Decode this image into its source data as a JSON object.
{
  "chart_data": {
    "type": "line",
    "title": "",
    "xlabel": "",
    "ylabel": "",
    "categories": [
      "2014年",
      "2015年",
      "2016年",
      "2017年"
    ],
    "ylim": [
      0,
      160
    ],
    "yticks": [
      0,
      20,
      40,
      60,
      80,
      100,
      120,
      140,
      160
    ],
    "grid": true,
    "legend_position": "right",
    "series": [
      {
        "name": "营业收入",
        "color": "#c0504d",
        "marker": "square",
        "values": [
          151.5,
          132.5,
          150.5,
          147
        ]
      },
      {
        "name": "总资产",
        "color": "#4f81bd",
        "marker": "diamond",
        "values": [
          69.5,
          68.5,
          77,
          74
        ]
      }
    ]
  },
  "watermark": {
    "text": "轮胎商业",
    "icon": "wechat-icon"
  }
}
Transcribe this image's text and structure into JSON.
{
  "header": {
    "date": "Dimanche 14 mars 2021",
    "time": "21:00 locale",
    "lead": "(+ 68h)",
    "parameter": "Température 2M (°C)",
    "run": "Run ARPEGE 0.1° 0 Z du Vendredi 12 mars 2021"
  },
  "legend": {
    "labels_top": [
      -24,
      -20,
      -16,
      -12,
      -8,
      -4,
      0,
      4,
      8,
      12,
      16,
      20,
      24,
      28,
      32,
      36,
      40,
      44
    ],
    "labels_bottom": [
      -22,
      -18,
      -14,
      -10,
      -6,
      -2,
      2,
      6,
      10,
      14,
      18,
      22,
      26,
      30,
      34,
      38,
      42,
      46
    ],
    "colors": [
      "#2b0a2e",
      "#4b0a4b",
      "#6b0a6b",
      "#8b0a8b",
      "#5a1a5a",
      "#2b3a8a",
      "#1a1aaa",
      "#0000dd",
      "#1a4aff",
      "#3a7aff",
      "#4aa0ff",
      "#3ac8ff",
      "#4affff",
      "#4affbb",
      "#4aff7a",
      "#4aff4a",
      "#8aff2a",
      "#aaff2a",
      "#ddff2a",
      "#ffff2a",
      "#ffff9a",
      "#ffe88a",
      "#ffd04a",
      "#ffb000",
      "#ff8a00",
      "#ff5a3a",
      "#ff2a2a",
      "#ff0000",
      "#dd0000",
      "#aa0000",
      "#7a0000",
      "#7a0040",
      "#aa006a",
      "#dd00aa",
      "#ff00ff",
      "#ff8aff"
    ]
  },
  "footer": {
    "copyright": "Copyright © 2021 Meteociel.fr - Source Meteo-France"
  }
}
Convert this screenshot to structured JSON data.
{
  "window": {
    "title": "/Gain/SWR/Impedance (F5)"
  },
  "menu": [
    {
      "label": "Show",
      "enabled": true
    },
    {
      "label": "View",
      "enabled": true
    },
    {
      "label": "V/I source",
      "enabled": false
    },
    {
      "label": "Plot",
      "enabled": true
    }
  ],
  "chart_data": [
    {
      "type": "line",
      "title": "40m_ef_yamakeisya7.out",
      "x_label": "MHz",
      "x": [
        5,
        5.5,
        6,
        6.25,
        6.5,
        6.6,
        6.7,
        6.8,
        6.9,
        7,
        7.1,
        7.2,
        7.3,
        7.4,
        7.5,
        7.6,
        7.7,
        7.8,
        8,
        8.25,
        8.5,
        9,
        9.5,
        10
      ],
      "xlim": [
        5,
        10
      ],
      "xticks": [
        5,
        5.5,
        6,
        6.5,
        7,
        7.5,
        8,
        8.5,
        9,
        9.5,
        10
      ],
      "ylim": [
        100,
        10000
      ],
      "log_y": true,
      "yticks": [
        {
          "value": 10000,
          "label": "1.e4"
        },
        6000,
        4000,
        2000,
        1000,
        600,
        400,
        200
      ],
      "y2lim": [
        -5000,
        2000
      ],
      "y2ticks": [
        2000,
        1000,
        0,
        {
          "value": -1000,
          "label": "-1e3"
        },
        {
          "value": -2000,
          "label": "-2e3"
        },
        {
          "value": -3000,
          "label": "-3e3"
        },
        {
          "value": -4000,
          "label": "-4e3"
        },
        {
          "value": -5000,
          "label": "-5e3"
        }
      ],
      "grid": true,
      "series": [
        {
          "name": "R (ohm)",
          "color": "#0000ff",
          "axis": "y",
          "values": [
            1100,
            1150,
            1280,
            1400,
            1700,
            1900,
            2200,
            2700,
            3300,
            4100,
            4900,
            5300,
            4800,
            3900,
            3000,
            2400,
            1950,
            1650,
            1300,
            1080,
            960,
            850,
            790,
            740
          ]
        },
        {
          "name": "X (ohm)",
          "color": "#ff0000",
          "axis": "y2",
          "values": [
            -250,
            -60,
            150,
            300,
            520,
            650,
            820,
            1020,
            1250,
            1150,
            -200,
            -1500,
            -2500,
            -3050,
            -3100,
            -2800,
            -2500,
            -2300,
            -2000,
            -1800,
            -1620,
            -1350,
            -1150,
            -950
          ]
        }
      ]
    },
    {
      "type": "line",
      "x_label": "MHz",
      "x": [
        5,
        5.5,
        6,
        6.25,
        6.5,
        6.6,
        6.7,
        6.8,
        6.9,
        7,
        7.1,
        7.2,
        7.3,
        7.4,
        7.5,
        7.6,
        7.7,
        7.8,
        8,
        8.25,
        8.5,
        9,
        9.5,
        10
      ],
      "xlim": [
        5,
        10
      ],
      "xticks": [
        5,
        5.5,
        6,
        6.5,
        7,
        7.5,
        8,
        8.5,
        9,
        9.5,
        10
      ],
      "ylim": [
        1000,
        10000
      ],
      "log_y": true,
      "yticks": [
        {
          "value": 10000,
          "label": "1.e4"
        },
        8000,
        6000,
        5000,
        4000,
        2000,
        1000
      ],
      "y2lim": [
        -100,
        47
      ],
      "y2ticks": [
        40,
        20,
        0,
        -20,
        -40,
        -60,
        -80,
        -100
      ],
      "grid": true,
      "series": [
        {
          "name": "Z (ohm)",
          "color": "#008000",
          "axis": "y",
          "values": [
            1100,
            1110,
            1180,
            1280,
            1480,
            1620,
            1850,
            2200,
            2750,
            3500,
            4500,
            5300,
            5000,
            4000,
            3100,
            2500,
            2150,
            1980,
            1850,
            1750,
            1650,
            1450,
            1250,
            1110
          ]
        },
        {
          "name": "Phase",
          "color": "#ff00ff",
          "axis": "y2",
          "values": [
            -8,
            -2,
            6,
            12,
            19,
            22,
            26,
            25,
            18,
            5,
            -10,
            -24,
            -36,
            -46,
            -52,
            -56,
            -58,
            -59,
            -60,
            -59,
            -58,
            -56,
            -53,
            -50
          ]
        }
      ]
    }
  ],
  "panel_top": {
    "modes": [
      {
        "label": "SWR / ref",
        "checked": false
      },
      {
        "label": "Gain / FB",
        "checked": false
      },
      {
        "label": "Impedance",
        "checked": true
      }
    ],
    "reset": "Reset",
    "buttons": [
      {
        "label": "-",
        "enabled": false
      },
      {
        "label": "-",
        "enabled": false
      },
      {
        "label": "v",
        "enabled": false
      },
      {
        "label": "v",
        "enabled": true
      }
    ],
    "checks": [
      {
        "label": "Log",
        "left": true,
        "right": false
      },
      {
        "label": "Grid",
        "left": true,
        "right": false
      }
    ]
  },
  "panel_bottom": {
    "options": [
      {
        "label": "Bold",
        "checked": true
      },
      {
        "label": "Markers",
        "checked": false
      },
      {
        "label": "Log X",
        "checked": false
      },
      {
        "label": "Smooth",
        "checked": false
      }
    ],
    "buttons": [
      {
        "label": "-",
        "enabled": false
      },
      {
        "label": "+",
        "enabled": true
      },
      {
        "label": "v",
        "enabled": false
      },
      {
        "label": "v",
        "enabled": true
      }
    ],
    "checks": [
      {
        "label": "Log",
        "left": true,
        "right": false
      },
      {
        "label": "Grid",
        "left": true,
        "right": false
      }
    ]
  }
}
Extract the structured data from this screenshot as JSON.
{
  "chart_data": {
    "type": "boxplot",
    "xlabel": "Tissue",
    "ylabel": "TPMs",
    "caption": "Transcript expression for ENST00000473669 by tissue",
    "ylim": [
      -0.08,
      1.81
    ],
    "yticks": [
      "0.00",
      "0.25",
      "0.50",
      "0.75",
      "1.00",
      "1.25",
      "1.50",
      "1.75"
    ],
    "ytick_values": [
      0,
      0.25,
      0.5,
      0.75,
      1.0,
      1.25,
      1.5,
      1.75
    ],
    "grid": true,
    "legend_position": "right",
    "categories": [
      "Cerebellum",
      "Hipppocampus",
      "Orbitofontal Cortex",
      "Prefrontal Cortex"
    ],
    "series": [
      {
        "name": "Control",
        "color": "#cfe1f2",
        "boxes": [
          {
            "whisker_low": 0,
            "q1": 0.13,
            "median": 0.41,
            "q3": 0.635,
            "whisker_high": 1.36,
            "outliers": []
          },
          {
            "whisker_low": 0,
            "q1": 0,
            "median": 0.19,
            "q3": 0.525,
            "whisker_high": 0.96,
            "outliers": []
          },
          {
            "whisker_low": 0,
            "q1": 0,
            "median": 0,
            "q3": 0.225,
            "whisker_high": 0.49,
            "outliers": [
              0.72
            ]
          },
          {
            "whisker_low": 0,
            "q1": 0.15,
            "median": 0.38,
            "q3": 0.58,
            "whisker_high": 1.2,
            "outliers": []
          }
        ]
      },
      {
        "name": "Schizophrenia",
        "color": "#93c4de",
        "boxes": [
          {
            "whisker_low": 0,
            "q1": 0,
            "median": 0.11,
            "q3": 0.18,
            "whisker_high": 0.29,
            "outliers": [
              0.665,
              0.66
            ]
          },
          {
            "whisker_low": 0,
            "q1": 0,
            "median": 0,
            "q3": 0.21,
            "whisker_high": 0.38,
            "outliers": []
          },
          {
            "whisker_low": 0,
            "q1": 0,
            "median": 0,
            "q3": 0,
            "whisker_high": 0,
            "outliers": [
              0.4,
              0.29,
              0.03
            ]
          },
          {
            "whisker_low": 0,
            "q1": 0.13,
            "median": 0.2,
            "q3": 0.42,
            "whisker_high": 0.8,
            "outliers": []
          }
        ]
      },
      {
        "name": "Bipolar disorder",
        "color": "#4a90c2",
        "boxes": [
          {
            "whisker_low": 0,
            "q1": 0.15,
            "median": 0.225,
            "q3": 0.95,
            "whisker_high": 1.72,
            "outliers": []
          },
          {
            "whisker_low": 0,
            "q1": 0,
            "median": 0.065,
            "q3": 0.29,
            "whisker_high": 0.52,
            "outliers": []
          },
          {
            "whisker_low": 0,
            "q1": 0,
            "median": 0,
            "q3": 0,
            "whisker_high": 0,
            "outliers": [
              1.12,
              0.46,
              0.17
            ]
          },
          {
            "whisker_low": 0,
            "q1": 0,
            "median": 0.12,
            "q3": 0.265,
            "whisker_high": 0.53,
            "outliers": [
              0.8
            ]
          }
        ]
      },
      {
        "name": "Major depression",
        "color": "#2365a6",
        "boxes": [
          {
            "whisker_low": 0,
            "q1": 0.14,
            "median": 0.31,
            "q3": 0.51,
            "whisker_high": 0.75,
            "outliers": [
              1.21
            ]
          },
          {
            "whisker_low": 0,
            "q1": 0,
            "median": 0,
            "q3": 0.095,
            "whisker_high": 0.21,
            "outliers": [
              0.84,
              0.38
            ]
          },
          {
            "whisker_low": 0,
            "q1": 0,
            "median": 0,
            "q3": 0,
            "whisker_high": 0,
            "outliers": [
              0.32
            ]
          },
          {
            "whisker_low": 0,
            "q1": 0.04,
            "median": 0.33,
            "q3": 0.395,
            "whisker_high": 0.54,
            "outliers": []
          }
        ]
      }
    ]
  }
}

-.-.-

Pick out the lines containing the string "Gain".

THE REPLY:
    "title": "/Gain/SWR/Impedance (F5)"
        "label": "Gain / FB",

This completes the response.